TUJUAN TUGAS A:
Jawablah pertanyaan berikut berdasarkan teks tentang wanita.
(i) Dari siapa hadis dalam teks ini diriwayatkan?
(ii) Bagian mana yang disebut paling bengkok dari jalinan tulang rusuk?
(iii) Apa yang akan terjadi pada tulang rusuk itu jika didiamkan?

::: TEKS DOKUMEN :::

Tentang Wanita
Sumber: http://www.dakwatuna.com/2012/01/18234/bidadari-bidadari-surga-yang-disegerakan/#ixzz1lMxVOsGp
Dari Abu Hurairah Radhiyallahu
‘Anhu sesungguhnya Rasulullah Shallallahu ‘Alaihi wa Salam bersabda: “Selalu
wasiatkan kebaikan kepada para wanita. Karena mereka diciptakan dari tulang
rusuk, dan bagian yang paling bengkok dari jalinan tulang rusuk ialah tulang
rusuk bagian atas. Jika kalian paksa diri untuk meluruskannya, ia akan patah.
Tetapi jika kalian mendiamkannya, ia akan tetap bengkok. Karena itu,
wasiatkanlah kebaikan kepada para wanita.” (HR. Al-Bukhari)

::: ENTRI DATASET :::

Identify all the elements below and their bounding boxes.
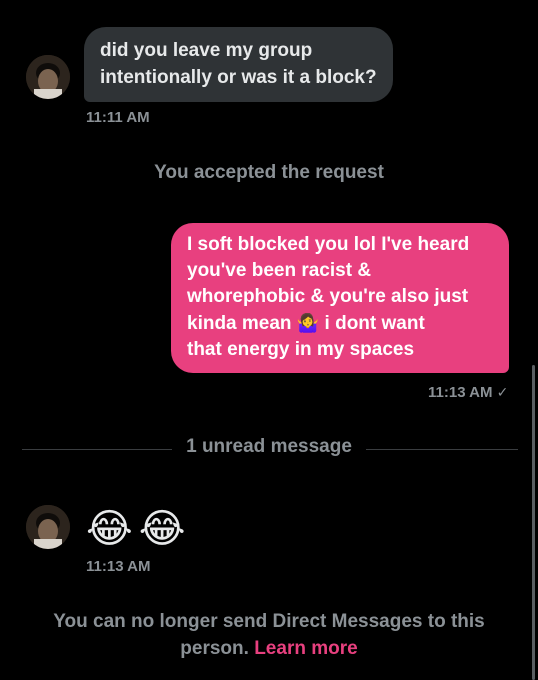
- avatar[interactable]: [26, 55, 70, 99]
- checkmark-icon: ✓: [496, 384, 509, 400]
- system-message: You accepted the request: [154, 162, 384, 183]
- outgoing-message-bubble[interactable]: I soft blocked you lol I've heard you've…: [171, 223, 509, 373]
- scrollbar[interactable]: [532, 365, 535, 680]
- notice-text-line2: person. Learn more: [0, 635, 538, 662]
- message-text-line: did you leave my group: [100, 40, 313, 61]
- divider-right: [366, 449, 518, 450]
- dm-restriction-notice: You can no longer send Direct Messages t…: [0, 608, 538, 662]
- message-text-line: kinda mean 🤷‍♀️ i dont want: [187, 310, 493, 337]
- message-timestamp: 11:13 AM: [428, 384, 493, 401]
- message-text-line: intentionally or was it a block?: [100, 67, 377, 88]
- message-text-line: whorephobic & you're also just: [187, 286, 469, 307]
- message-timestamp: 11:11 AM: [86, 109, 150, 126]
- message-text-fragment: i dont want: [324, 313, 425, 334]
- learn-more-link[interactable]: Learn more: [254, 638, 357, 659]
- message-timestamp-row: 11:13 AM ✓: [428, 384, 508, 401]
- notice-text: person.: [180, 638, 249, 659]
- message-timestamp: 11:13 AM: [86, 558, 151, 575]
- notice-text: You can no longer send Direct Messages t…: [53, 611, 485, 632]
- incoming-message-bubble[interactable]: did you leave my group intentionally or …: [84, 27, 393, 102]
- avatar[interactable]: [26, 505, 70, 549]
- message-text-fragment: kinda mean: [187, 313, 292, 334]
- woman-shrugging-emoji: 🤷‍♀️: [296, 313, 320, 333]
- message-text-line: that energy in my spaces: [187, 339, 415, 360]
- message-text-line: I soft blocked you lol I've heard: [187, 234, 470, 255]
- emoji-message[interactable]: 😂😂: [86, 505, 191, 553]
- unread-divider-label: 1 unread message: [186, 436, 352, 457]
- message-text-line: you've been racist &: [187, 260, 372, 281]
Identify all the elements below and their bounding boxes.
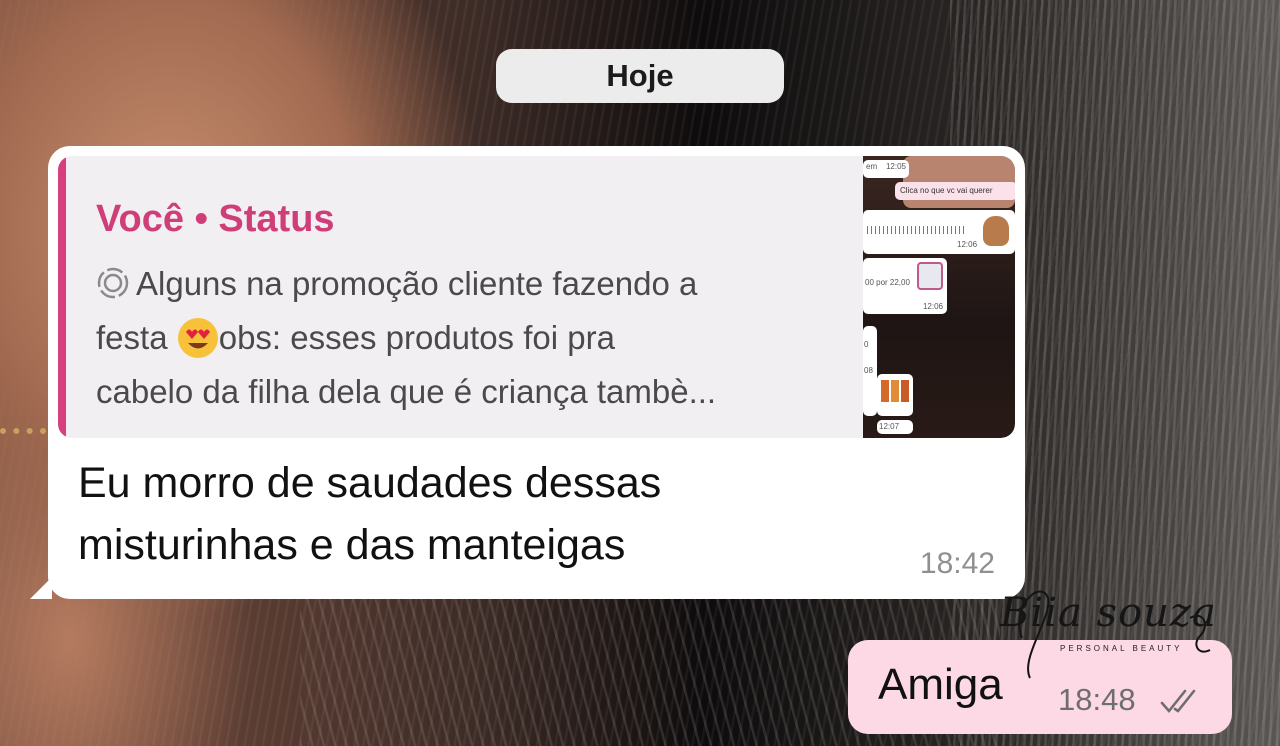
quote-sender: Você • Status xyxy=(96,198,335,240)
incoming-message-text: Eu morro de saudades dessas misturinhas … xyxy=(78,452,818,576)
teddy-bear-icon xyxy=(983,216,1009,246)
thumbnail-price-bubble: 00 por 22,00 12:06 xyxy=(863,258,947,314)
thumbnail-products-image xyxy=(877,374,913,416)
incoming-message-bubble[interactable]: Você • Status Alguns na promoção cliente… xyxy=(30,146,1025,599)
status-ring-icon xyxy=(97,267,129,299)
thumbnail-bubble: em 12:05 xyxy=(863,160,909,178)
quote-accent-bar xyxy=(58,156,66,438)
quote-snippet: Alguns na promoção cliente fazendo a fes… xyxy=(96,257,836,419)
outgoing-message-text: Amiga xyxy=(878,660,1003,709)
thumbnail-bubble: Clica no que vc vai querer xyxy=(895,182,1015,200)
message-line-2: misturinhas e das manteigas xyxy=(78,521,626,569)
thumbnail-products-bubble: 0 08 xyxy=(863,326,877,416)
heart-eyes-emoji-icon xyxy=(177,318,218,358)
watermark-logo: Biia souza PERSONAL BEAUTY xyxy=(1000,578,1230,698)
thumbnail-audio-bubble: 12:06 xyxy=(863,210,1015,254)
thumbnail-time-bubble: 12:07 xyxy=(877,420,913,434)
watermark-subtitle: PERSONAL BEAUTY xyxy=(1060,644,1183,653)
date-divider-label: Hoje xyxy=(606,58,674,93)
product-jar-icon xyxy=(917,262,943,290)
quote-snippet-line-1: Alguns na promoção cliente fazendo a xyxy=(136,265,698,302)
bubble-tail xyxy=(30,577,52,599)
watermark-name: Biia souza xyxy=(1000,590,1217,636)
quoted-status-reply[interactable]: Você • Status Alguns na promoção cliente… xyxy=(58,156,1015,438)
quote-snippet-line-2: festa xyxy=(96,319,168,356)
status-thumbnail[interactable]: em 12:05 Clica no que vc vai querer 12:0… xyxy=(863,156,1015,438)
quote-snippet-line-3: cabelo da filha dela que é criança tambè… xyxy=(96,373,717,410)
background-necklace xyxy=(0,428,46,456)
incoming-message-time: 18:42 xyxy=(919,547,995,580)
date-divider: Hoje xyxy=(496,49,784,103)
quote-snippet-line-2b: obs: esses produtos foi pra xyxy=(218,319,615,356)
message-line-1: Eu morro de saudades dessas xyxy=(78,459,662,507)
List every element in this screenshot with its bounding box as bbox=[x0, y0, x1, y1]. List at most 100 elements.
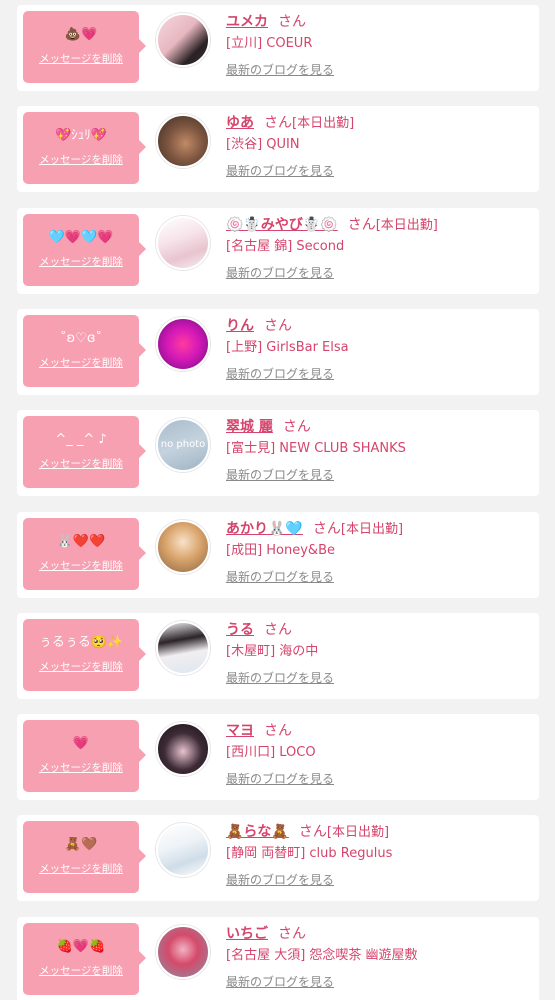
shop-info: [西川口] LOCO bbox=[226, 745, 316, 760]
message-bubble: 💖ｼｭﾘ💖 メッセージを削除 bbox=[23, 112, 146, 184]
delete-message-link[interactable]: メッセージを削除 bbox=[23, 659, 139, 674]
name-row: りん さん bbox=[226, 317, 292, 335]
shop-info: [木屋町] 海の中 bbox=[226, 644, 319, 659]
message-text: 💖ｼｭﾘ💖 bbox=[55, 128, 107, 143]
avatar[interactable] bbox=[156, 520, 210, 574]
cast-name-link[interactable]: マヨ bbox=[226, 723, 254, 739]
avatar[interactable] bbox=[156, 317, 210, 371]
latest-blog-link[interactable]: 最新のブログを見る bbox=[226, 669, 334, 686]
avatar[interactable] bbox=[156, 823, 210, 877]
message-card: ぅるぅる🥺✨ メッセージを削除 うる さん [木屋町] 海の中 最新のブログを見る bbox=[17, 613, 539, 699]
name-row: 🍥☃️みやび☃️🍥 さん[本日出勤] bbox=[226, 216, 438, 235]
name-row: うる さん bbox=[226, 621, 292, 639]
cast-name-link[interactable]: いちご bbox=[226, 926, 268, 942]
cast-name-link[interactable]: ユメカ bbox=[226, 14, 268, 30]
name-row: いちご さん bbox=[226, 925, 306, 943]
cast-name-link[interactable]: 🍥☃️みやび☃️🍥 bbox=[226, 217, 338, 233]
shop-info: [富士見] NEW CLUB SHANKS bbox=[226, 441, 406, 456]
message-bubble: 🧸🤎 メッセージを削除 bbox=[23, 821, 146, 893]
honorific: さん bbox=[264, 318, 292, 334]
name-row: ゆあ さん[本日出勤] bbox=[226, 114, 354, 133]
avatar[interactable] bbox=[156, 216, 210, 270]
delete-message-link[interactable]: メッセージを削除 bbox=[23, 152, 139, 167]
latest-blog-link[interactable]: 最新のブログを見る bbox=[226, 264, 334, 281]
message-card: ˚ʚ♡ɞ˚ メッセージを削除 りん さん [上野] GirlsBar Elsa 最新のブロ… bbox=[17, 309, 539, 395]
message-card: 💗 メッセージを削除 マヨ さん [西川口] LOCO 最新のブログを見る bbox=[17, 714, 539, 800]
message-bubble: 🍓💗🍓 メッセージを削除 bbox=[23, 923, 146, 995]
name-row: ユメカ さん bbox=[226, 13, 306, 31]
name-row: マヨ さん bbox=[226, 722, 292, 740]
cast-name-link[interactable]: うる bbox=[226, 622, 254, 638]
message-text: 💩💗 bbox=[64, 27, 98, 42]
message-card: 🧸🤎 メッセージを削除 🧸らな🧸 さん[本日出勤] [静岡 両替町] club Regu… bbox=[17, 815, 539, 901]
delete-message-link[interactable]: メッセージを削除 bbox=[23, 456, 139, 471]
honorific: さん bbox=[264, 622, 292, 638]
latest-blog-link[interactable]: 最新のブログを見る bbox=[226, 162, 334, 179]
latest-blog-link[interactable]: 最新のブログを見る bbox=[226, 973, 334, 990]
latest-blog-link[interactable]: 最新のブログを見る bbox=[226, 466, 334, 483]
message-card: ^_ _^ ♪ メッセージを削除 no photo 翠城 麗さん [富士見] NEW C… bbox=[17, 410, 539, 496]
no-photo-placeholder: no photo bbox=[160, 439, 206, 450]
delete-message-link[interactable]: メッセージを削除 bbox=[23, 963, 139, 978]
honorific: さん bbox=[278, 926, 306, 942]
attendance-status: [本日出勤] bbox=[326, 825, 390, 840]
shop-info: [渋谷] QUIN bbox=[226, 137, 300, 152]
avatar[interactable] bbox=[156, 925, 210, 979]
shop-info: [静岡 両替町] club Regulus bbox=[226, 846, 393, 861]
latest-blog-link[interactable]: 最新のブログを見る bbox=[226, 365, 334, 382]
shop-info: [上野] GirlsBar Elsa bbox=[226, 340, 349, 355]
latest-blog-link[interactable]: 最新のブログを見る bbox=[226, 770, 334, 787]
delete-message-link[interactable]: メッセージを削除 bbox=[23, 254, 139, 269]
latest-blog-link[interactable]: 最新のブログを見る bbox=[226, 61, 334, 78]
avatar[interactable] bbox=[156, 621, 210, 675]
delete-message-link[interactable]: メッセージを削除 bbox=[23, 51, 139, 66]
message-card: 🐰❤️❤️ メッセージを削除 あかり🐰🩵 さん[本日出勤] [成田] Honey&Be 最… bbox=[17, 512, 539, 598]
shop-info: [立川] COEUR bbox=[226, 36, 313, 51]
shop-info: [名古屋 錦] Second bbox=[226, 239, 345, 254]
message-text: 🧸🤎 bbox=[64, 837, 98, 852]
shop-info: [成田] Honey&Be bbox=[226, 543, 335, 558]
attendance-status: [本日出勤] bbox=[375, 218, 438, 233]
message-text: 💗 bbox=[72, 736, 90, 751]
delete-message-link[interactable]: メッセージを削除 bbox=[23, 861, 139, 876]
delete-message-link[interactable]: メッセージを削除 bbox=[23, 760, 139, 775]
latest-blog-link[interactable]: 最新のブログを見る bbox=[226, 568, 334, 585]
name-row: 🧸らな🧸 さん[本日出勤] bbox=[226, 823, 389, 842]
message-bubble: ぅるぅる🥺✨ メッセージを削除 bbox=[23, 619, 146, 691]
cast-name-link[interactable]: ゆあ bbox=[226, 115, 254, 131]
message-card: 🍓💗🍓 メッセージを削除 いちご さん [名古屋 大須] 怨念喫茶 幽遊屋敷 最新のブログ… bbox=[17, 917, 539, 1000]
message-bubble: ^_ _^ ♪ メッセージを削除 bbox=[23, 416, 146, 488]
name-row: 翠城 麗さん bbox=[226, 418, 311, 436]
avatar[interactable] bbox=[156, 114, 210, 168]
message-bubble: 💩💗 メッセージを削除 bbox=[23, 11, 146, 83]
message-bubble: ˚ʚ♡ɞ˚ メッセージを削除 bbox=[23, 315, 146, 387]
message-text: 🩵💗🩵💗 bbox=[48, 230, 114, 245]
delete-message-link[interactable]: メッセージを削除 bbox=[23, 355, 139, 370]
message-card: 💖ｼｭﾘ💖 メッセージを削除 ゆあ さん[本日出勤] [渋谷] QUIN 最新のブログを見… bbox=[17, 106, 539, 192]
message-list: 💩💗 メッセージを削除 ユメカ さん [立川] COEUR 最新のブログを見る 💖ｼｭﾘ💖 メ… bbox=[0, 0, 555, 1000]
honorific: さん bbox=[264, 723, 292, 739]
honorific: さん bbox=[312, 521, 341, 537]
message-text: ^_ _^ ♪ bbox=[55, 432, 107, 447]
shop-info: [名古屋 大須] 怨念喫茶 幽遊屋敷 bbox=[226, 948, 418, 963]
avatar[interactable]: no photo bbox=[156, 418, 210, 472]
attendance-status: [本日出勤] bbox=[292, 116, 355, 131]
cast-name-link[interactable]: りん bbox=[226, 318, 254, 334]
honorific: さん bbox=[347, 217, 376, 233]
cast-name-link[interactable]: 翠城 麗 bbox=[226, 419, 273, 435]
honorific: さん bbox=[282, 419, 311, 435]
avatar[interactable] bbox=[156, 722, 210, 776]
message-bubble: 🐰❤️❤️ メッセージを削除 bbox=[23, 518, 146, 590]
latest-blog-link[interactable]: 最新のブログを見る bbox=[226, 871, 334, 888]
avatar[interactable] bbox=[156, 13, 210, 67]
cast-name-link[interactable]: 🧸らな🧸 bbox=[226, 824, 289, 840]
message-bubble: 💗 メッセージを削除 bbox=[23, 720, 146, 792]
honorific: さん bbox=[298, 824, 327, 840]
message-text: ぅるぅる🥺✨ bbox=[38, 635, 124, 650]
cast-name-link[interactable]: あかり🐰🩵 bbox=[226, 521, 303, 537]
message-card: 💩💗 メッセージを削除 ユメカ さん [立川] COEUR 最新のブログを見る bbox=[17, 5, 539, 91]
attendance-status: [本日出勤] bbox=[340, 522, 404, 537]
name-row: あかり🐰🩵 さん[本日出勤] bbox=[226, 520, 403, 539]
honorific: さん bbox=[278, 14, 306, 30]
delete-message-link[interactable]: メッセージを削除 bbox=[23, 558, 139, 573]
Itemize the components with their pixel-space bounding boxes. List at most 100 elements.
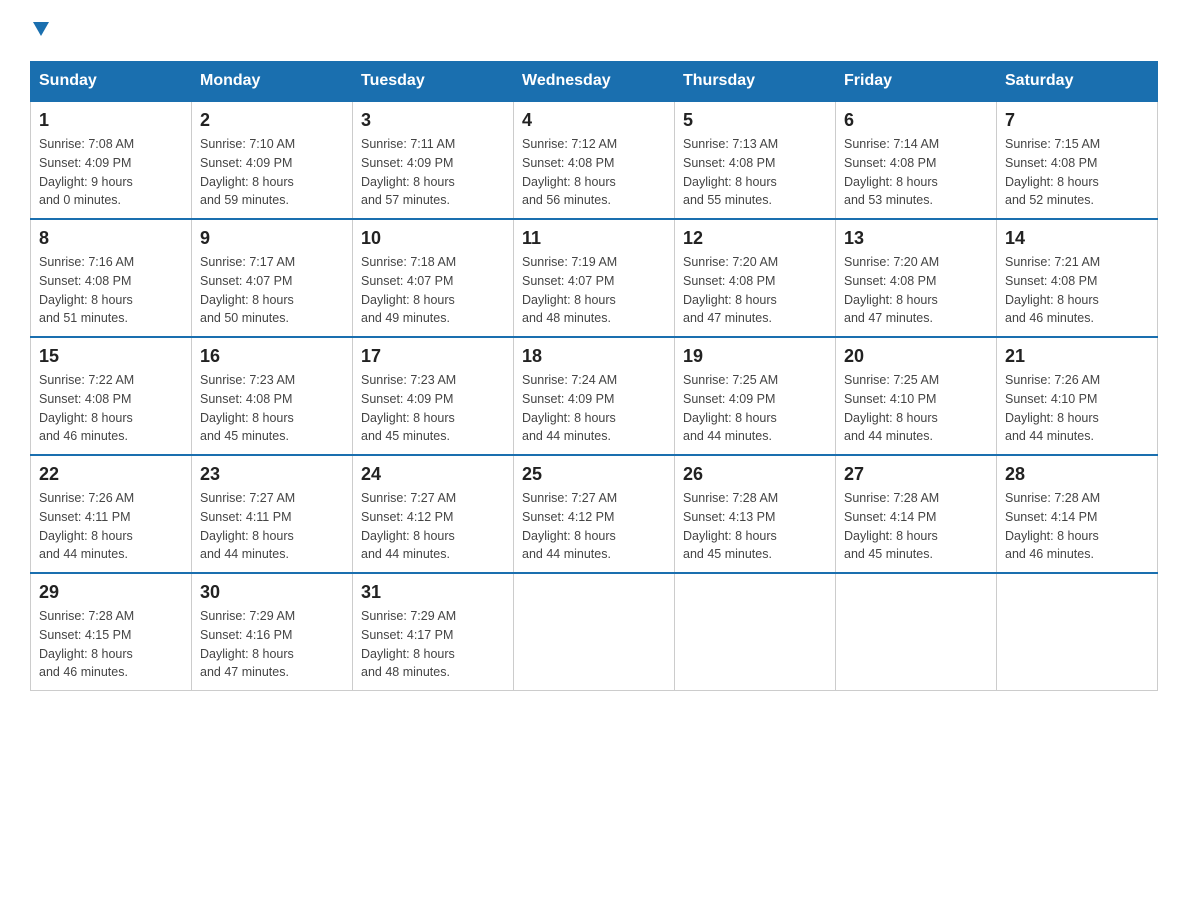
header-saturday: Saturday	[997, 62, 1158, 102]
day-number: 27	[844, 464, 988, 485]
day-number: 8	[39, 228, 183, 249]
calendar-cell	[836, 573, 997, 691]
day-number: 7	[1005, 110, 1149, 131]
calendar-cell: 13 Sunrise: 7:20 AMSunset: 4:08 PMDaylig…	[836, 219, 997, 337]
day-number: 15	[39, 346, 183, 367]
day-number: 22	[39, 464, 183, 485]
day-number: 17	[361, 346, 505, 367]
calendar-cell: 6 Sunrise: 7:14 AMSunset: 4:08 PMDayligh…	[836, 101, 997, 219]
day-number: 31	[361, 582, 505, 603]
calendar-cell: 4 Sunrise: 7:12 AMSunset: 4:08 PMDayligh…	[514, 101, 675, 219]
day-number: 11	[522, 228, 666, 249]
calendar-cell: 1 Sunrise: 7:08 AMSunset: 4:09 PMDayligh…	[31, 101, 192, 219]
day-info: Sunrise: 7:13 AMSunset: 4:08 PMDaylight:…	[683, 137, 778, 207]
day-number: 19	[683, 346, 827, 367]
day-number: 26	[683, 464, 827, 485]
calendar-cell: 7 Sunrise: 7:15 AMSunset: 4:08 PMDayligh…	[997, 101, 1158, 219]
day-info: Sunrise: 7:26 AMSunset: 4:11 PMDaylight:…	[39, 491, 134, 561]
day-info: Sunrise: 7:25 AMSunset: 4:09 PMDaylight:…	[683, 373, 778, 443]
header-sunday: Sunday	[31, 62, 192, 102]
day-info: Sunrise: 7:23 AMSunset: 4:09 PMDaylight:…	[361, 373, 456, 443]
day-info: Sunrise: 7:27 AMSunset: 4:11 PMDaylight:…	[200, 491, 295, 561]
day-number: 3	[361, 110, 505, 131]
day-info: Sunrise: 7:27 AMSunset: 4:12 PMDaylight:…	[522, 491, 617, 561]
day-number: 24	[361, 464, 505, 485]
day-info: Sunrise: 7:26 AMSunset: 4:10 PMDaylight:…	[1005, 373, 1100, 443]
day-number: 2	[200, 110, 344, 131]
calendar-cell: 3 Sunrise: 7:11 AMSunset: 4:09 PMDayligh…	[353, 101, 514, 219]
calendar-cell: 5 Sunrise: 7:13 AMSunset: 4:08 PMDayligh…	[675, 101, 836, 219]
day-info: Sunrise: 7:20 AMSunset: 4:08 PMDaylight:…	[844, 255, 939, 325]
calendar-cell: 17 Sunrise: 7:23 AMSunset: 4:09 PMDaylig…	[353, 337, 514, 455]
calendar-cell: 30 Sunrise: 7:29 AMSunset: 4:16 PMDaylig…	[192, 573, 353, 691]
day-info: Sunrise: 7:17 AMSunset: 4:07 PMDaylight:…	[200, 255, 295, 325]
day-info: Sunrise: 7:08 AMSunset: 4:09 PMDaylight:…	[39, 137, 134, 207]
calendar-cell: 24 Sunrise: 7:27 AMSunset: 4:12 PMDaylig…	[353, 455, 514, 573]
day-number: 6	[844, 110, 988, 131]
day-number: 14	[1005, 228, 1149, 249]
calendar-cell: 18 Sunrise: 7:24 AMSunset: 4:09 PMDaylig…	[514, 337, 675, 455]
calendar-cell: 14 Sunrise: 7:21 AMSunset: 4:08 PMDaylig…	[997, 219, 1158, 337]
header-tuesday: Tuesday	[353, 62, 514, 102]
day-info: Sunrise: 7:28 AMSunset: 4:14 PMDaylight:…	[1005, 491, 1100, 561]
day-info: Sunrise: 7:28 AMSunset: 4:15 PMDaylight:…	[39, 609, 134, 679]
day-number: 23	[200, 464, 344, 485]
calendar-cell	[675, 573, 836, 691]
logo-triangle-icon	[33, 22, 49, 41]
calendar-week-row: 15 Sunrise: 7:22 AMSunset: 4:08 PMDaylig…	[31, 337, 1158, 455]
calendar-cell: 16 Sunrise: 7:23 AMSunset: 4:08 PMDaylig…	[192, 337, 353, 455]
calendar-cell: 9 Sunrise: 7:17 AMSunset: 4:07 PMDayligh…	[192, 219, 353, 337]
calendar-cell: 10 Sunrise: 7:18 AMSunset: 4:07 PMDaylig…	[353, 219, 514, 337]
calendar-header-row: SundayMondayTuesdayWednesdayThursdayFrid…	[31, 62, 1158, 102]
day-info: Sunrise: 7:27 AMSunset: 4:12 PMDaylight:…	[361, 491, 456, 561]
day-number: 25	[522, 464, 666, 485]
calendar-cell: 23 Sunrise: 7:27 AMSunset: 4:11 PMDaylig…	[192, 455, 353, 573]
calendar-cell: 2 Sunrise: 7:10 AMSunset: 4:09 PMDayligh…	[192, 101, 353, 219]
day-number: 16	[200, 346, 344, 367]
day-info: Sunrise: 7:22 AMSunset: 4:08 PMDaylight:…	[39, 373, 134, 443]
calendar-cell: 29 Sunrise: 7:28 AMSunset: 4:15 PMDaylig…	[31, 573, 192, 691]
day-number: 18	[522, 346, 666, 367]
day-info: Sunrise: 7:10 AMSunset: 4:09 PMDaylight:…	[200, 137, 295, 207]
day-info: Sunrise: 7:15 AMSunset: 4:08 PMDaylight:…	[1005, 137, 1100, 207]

:::

TUJUAN TUGAS B: Keluarkan baris-baris entri dari baris yang memuat "shop-info: [西川口] LOCO" sampai baris yang memuat "message-bubble: 🍓💗🍓 メッセージを削除", kedua baris itu termasuk, sebagai daftar JSON berisi string dengan satu string untuk setiap baris. Lewati baris kosong dan jangan sertakan baris lain.

JAWABAN LENGKAP A:
(i) Dari Abu Hurairah Radhiyallahu ‘Anhu.
(ii) Tulang rusuk bagian atas.
(iii) Ia akan tetap bengkok.

JAWABAN LENGKAP B:
[
  "shop-info: [西川口] LOCO bbox=[226, 745, 316, 760]",
  "message-bubble: 💖ｼｭﾘ💖 メッセージを削除 bbox=[23, 112, 146, 184]",
  "delete-message-link[interactable]: メッセージを削除 bbox=[23, 659, 139, 674]",
  "name-row: りん さん bbox=[226, 317, 292, 335]",
  "shop-info: [木屋町] 海の中 bbox=[226, 644, 319, 659]",
  "message-text: 💖ｼｭﾘ💖 bbox=[55, 128, 107, 143]",
  "avatar[interactable] bbox=[156, 520, 210, 574]",
  "cast-name-link[interactable]: マヨ bbox=[226, 723, 254, 739]",
  "avatar[interactable] bbox=[156, 317, 210, 371]",
  "latest-blog-link[interactable]: 最新のブログを見る bbox=[226, 669, 334, 686]",
  "avatar[interactable] bbox=[156, 823, 210, 877]",
  "message-card: ぅるぅる🥺✨ メッセージを削除 うる さん [木屋町] 海の中 最新のブログを見る bbox=[17, 613, 539, 699]",
  "name-row: 🍥☃️みやび☃️🍥 さん[本日出勤] bbox=[226, 216, 438, 235]",
  "name-row: うる さん bbox=[226, 621, 292, 639]",
  "cast-name-link[interactable]: いちご bbox=[226, 926, 268, 942]",
  "cast-name-link[interactable]: ユメカ bbox=[226, 14, 268, 30]",
  "name-row: いちご さん bbox=[226, 925, 306, 943]",
  "cast-name-link[interactable]: 🍥☃️みやび☃️🍥 bbox=[226, 217, 338, 233]",
  "shop-info: [富士見] NEW CLUB SHANKS bbox=[226, 441, 406, 456]",
  "message-bubble: 🧸🤎 メッセージを削除 bbox=[23, 821, 146, 893]",
  "honorific: さん bbox=[264, 318, 292, 334]",
  "name-row: ゆあ さん[本日出勤] bbox=[226, 114, 354, 133]",
  "avatar[interactable] bbox=[156, 216, 210, 270]",
  "delete-message-link[interactable]: メッセージを削除 bbox=[23, 152, 139, 167]",
  "latest-blog-link[interactable]: 最新のブログを見る bbox=[226, 264, 334, 281]",
  "message-card: ˚ʚ♡ɞ˚ メッセージを削除 りん さん [上野] GirlsBar Elsa 最新のブロ… bbox=[17, 309, 539, 395]",
  "message-card: 💗 メッセージを削除 マヨ さん [西川口] LOCO 最新のブログを見る bbox=[17, 714, 539, 800]",
  "message-bubble: 🍓💗🍓 メッセージを削除 bbox=[23, 923, 146, 995]"
]